**PROVIDED RECORDS:**
·····

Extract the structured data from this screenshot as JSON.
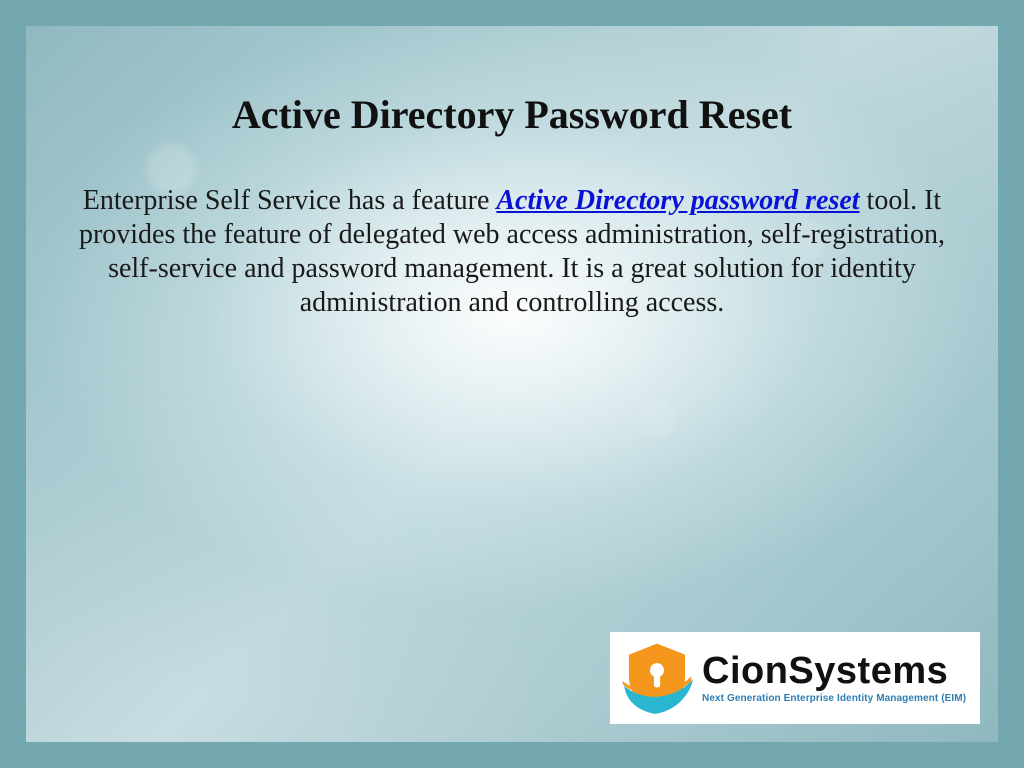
{
  "title": "Active Directory Password Reset",
  "body": {
    "pre": "Enterprise Self Service has a feature ",
    "link": "Active Directory password reset",
    "post": " tool. It provides the feature of delegated web access administration, self-registration, self-service and password management. It is a great solution for identity administration and controlling access."
  },
  "logo": {
    "brand": "CionSystems",
    "tagline": "Next Generation Enterprise Identity Management (EIM)",
    "icon": "shield-lock-icon"
  }
}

·····

**YOUR GOAL:** Every line of the listing that holds "Enterprise" should be found and copied.

**ANSWER TO THIS TASK:**
    "pre": "Enterprise Self Service has a feature ",
    "tagline": "Next Generation Enterprise Identity Management (EIM)",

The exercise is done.